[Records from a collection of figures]
- - - - -
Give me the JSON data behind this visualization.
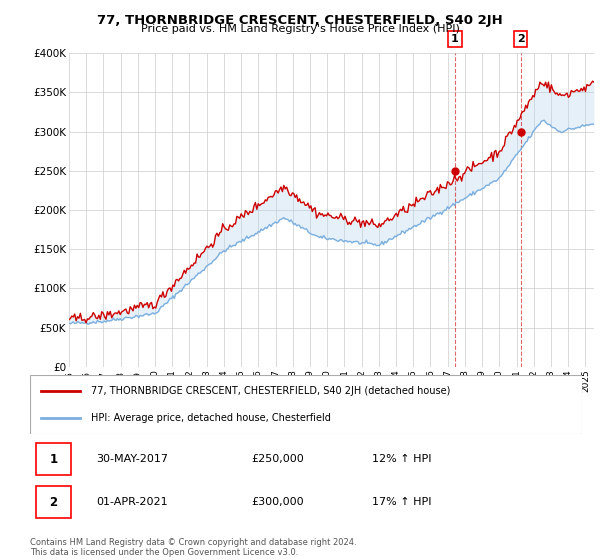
{
  "title": "77, THORNBRIDGE CRESCENT, CHESTERFIELD, S40 2JH",
  "subtitle": "Price paid vs. HM Land Registry's House Price Index (HPI)",
  "ylim": [
    0,
    400000
  ],
  "yticks": [
    0,
    50000,
    100000,
    150000,
    200000,
    250000,
    300000,
    350000,
    400000
  ],
  "ytick_labels": [
    "£0",
    "£50K",
    "£100K",
    "£150K",
    "£200K",
    "£250K",
    "£300K",
    "£350K",
    "£400K"
  ],
  "xlim_start": 1995.0,
  "xlim_end": 2025.5,
  "red_color": "#cc0000",
  "blue_color": "#7aafe0",
  "fill_color": "#b8d4ee",
  "point1_x": 2017.42,
  "point1_y": 250000,
  "point2_x": 2021.25,
  "point2_y": 300000,
  "point1_label": "1",
  "point2_label": "2",
  "legend_red": "77, THORNBRIDGE CRESCENT, CHESTERFIELD, S40 2JH (detached house)",
  "legend_blue": "HPI: Average price, detached house, Chesterfield",
  "annotation1_date": "30-MAY-2017",
  "annotation1_price": "£250,000",
  "annotation1_hpi": "12% ↑ HPI",
  "annotation2_date": "01-APR-2021",
  "annotation2_price": "£300,000",
  "annotation2_hpi": "17% ↑ HPI",
  "footnote": "Contains HM Land Registry data © Crown copyright and database right 2024.\nThis data is licensed under the Open Government Licence v3.0.",
  "grid_color": "#cccccc"
}
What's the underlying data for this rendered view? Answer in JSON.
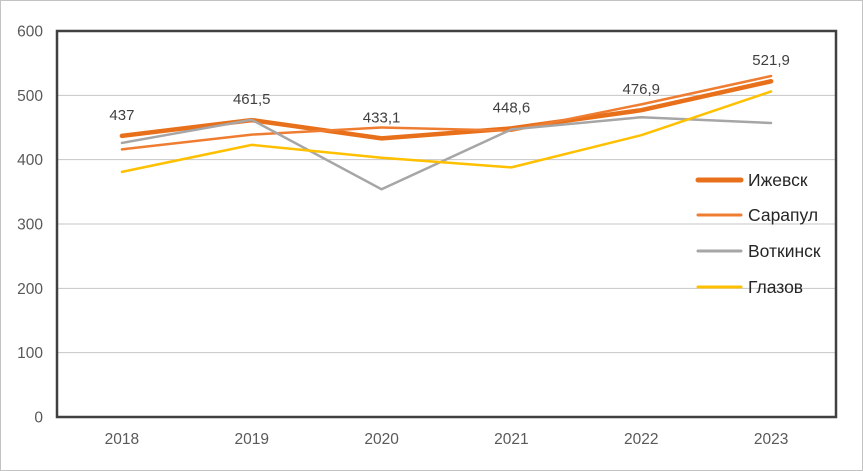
{
  "chart_data": {
    "type": "line",
    "title": "",
    "xlabel": "",
    "ylabel": "",
    "x": [
      "2018",
      "2019",
      "2020",
      "2021",
      "2022",
      "2023"
    ],
    "ylim": [
      0,
      600
    ],
    "yticks": [
      {
        "value": 0,
        "label": "0"
      },
      {
        "value": 100,
        "label": "100"
      },
      {
        "value": 200,
        "label": "200"
      },
      {
        "value": 300,
        "label": "300"
      },
      {
        "value": 400,
        "label": "400"
      },
      {
        "value": 500,
        "label": "500"
      },
      {
        "value": 600,
        "label": "600"
      }
    ],
    "grid": true,
    "legend_position": "right",
    "series": [
      {
        "name": "Ижевск",
        "color": "#e8701a",
        "stroke_width": 4.5,
        "values": [
          437,
          461.5,
          433.1,
          448.6,
          476.9,
          521.9
        ],
        "point_labels": [
          "437",
          "461,5",
          "433,1",
          "448,6",
          "476,9",
          "521,9"
        ]
      },
      {
        "name": "Сарапул",
        "color": "#ef7d31",
        "stroke_width": 2.5,
        "values": [
          416,
          439,
          450,
          445,
          486,
          530
        ],
        "point_labels": []
      },
      {
        "name": "Воткинск",
        "color": "#a6a6a6",
        "stroke_width": 2.5,
        "values": [
          426,
          462,
          354,
          447,
          466,
          457
        ],
        "point_labels": []
      },
      {
        "name": "Глазов",
        "color": "#ffc000",
        "stroke_width": 2.5,
        "values": [
          381,
          423,
          403,
          388,
          438,
          506
        ],
        "point_labels": []
      }
    ],
    "style": {
      "plot_border_color": "#404040",
      "plot_border_width": 2.5,
      "grid_color": "#c6c6c6",
      "grid_width": 1,
      "tick_label_color": "#595959",
      "data_label_color": "#404040",
      "legend_text_color": "#262626"
    }
  }
}
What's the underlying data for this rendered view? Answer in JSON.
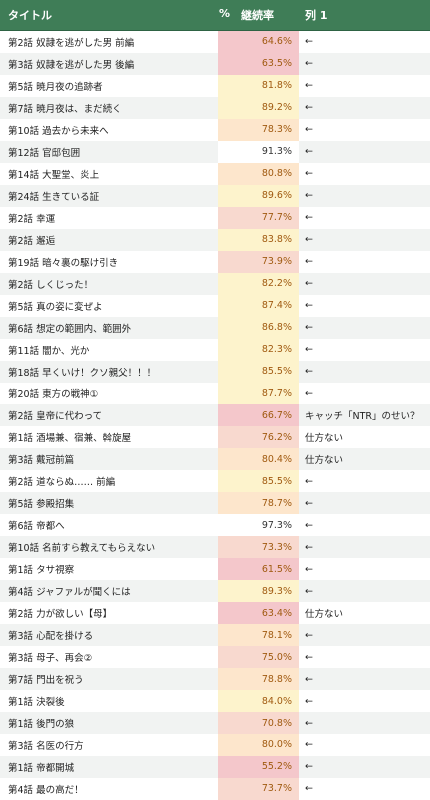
{
  "header": {
    "title": "タイトル",
    "pct": "%",
    "rate": "継続率",
    "col": "列 1"
  },
  "colors": {
    "header_bg": "#3f7d57",
    "very_low": "#f4c7cb",
    "low": "#f8d9cf",
    "mid": "#fde6cc",
    "high": "#fdf3cc",
    "top": "#ffffff"
  },
  "rows": [
    {
      "title": "第2話 奴隷を逃がした男 前編",
      "rate": "64.6%",
      "note": "←"
    },
    {
      "title": "第3話 奴隷を逃がした男 後編",
      "rate": "63.5%",
      "note": "←"
    },
    {
      "title": "第5話 暁月夜の追跡者",
      "rate": "81.8%",
      "note": "←"
    },
    {
      "title": "第7話 暁月夜は、まだ続く",
      "rate": "89.2%",
      "note": "←"
    },
    {
      "title": "第10話 過去から未来へ",
      "rate": "78.3%",
      "note": "←"
    },
    {
      "title": "第12話 官邸包囲",
      "rate": "91.3%",
      "note": "←"
    },
    {
      "title": "第14話 大聖堂、炎上",
      "rate": "80.8%",
      "note": "←"
    },
    {
      "title": "第24話 生きている証",
      "rate": "89.6%",
      "note": "←"
    },
    {
      "title": "第2話 幸運",
      "rate": "77.7%",
      "note": "←"
    },
    {
      "title": "第2話 邂逅",
      "rate": "83.8%",
      "note": "←"
    },
    {
      "title": "第19話 暗々裏の駆け引き",
      "rate": "73.9%",
      "note": "←"
    },
    {
      "title": "第2話 しくじった！",
      "rate": "82.2%",
      "note": "←"
    },
    {
      "title": "第5話 真の姿に変ぜよ",
      "rate": "87.4%",
      "note": "←"
    },
    {
      "title": "第6話 想定の範囲内、範囲外",
      "rate": "86.8%",
      "note": "←"
    },
    {
      "title": "第11話 闇か、光か",
      "rate": "82.3%",
      "note": "←"
    },
    {
      "title": "第18話 早くいけ！クソ親父！！！",
      "rate": "85.5%",
      "note": "←"
    },
    {
      "title": "第20話 東方の戦神①",
      "rate": "87.7%",
      "note": "←"
    },
    {
      "title": "第2話 皇帝に代わって",
      "rate": "66.7%",
      "note": "キャッチ「NTR」のせい？"
    },
    {
      "title": "第1話 酒場兼、宿兼、斡旋屋",
      "rate": "76.2%",
      "note": "仕方ない"
    },
    {
      "title": "第3話 戴冠前篇",
      "rate": "80.4%",
      "note": "仕方ない"
    },
    {
      "title": "第2話 道ならぬ…… 前編",
      "rate": "85.5%",
      "note": "←"
    },
    {
      "title": "第5話 参殿招集",
      "rate": "78.7%",
      "note": "←"
    },
    {
      "title": "第6話 帝都へ",
      "rate": "97.3%",
      "note": "←"
    },
    {
      "title": "第10話 名前すら教えてもらえない",
      "rate": "73.3%",
      "note": "←"
    },
    {
      "title": "第1話 タサ視察",
      "rate": "61.5%",
      "note": "←"
    },
    {
      "title": "第4話 ジャファルが聞くには",
      "rate": "89.3%",
      "note": "←"
    },
    {
      "title": "第2話 力が欲しい【母】",
      "rate": "63.4%",
      "note": "仕方ない"
    },
    {
      "title": "第3話 心配を掛ける",
      "rate": "78.1%",
      "note": "←"
    },
    {
      "title": "第3話 母子、再会②",
      "rate": "75.0%",
      "note": "←"
    },
    {
      "title": "第7話 門出を祝う",
      "rate": "78.8%",
      "note": "←"
    },
    {
      "title": "第1話 決裂後",
      "rate": "84.0%",
      "note": "←"
    },
    {
      "title": "第1話 後門の狼",
      "rate": "70.8%",
      "note": "←"
    },
    {
      "title": "第3話 名医の行方",
      "rate": "80.0%",
      "note": "←"
    },
    {
      "title": "第1話 帝都開城",
      "rate": "55.2%",
      "note": "←"
    },
    {
      "title": "第4話 最の高だ！",
      "rate": "73.7%",
      "note": "←"
    }
  ]
}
- - - - -
▶ EXERCISE TASK
Every record above should be transcribed exactly; the pictures stay out of the copy.

▶ COMPLETED TASK
Give me the JSON data behind this visualization.
{
  "title": "77, THORNBRIDGE CRESCENT, CHESTERFIELD, S40 2JH",
  "subtitle": "Price paid vs. HM Land Registry's House Price Index (HPI)",
  "ylim": [
    0,
    400000
  ],
  "yticks": [
    0,
    50000,
    100000,
    150000,
    200000,
    250000,
    300000,
    350000,
    400000
  ],
  "ytick_labels": [
    "£0",
    "£50K",
    "£100K",
    "£150K",
    "£200K",
    "£250K",
    "£300K",
    "£350K",
    "£400K"
  ],
  "xlim_start": 1995.0,
  "xlim_end": 2025.5,
  "red_color": "#cc0000",
  "blue_color": "#7aafe0",
  "fill_color": "#b8d4ee",
  "point1_x": 2017.42,
  "point1_y": 250000,
  "point2_x": 2021.25,
  "point2_y": 300000,
  "point1_label": "1",
  "point2_label": "2",
  "legend_red": "77, THORNBRIDGE CRESCENT, CHESTERFIELD, S40 2JH (detached house)",
  "legend_blue": "HPI: Average price, detached house, Chesterfield",
  "annotation1_date": "30-MAY-2017",
  "annotation1_price": "£250,000",
  "annotation1_hpi": "12% ↑ HPI",
  "annotation2_date": "01-APR-2021",
  "annotation2_price": "£300,000",
  "annotation2_hpi": "17% ↑ HPI",
  "footnote": "Contains HM Land Registry data © Crown copyright and database right 2024.\nThis data is licensed under the Open Government Licence v3.0.",
  "grid_color": "#cccccc"
}
What's the underlying data for this rendered view? Answer in JSON.
{
  "chart_data": {
    "type": "line",
    "title": "",
    "xlabel": "",
    "ylabel": "",
    "x": [
      "2018",
      "2019",
      "2020",
      "2021",
      "2022",
      "2023"
    ],
    "ylim": [
      0,
      600
    ],
    "yticks": [
      {
        "value": 0,
        "label": "0"
      },
      {
        "value": 100,
        "label": "100"
      },
      {
        "value": 200,
        "label": "200"
      },
      {
        "value": 300,
        "label": "300"
      },
      {
        "value": 400,
        "label": "400"
      },
      {
        "value": 500,
        "label": "500"
      },
      {
        "value": 600,
        "label": "600"
      }
    ],
    "grid": true,
    "legend_position": "right",
    "series": [
      {
        "name": "Ижевск",
        "color": "#e8701a",
        "stroke_width": 4.5,
        "values": [
          437,
          461.5,
          433.1,
          448.6,
          476.9,
          521.9
        ],
        "point_labels": [
          "437",
          "461,5",
          "433,1",
          "448,6",
          "476,9",
          "521,9"
        ]
      },
      {
        "name": "Сарапул",
        "color": "#ef7d31",
        "stroke_width": 2.5,
        "values": [
          416,
          439,
          450,
          445,
          486,
          530
        ],
        "point_labels": []
      },
      {
        "name": "Воткинск",
        "color": "#a6a6a6",
        "stroke_width": 2.5,
        "values": [
          426,
          462,
          354,
          447,
          466,
          457
        ],
        "point_labels": []
      },
      {
        "name": "Глазов",
        "color": "#ffc000",
        "stroke_width": 2.5,
        "values": [
          381,
          423,
          403,
          388,
          438,
          506
        ],
        "point_labels": []
      }
    ],
    "style": {
      "plot_border_color": "#404040",
      "plot_border_width": 2.5,
      "grid_color": "#c6c6c6",
      "grid_width": 1,
      "tick_label_color": "#595959",
      "data_label_color": "#404040",
      "legend_text_color": "#262626"
    }
  }
}
What's the underlying data for this rendered view? Answer in JSON.
{
  "header": {
    "title": "タイトル",
    "pct": "%",
    "rate": "継続率",
    "col": "列 1"
  },
  "colors": {
    "header_bg": "#3f7d57",
    "very_low": "#f4c7cb",
    "low": "#f8d9cf",
    "mid": "#fde6cc",
    "high": "#fdf3cc",
    "top": "#ffffff"
  },
  "rows": [
    {
      "title": "第2話 奴隷を逃がした男 前編",
      "rate": "64.6%",
      "note": "←"
    },
    {
      "title": "第3話 奴隷を逃がした男 後編",
      "rate": "63.5%",
      "note": "←"
    },
    {
      "title": "第5話 暁月夜の追跡者",
      "rate": "81.8%",
      "note": "←"
    },
    {
      "title": "第7話 暁月夜は、まだ続く",
      "rate": "89.2%",
      "note": "←"
    },
    {
      "title": "第10話 過去から未来へ",
      "rate": "78.3%",
      "note": "←"
    },
    {
      "title": "第12話 官邸包囲",
      "rate": "91.3%",
      "note": "←"
    },
    {
      "title": "第14話 大聖堂、炎上",
      "rate": "80.8%",
      "note": "←"
    },
    {
      "title": "第24話 生きている証",
      "rate": "89.6%",
      "note": "←"
    },
    {
      "title": "第2話 幸運",
      "rate": "77.7%",
      "note": "←"
    },
    {
      "title": "第2話 邂逅",
      "rate": "83.8%",
      "note": "←"
    },
    {
      "title": "第19話 暗々裏の駆け引き",
      "rate": "73.9%",
      "note": "←"
    },
    {
      "title": "第2話 しくじった！",
      "rate": "82.2%",
      "note": "←"
    },
    {
      "title": "第5話 真の姿に変ぜよ",
      "rate": "87.4%",
      "note": "←"
    },
    {
      "title": "第6話 想定の範囲内、範囲外",
      "rate": "86.8%",
      "note": "←"
    },
    {
      "title": "第11話 闇か、光か",
      "rate": "82.3%",
      "note": "←"
    },
    {
      "title": "第18話 早くいけ！クソ親父！！！",
      "rate": "85.5%",
      "note": "←"
    },
    {
      "title": "第20話 東方の戦神①",
      "rate": "87.7%",
      "note": "←"
    },
    {
      "title": "第2話 皇帝に代わって",
      "rate": "66.7%",
      "note": "キャッチ「NTR」のせい？"
    },
    {
      "title": "第1話 酒場兼、宿兼、斡旋屋",
      "rate": "76.2%",
      "note": "仕方ない"
    },
    {
      "title": "第3話 戴冠前篇",
      "rate": "80.4%",
      "note": "仕方ない"
    },
    {
      "title": "第2話 道ならぬ…… 前編",
      "rate": "85.5%",
      "note": "←"
    },
    {
      "title": "第5話 参殿招集",
      "rate": "78.7%",
      "note": "←"
    },
    {
      "title": "第6話 帝都へ",
      "rate": "97.3%",
      "note": "←"
    },
    {
      "title": "第10話 名前すら教えてもらえない",
      "rate": "73.3%",
      "note": "←"
    },
    {
      "title": "第1話 タサ視察",
      "rate": "61.5%",
      "note": "←"
    },
    {
      "title": "第4話 ジャファルが聞くには",
      "rate": "89.3%",
      "note": "←"
    },
    {
      "title": "第2話 力が欲しい【母】",
      "rate": "63.4%",
      "note": "仕方ない"
    },
    {
      "title": "第3話 心配を掛ける",
      "rate": "78.1%",
      "note": "←"
    },
    {
      "title": "第3話 母子、再会②",
      "rate": "75.0%",
      "note": "←"
    },
    {
      "title": "第7話 門出を祝う",
      "rate": "78.8%",
      "note": "←"
    },
    {
      "title": "第1話 決裂後",
      "rate": "84.0%",
      "note": "←"
    },
    {
      "title": "第1話 後門の狼",
      "rate": "70.8%",
      "note": "←"
    },
    {
      "title": "第3話 名医の行方",
      "rate": "80.0%",
      "note": "←"
    },
    {
      "title": "第1話 帝都開城",
      "rate": "55.2%",
      "note": "←"
    },
    {
      "title": "第4話 最の高だ！",
      "rate": "73.7%",
      "note": "←"
    }
  ]
}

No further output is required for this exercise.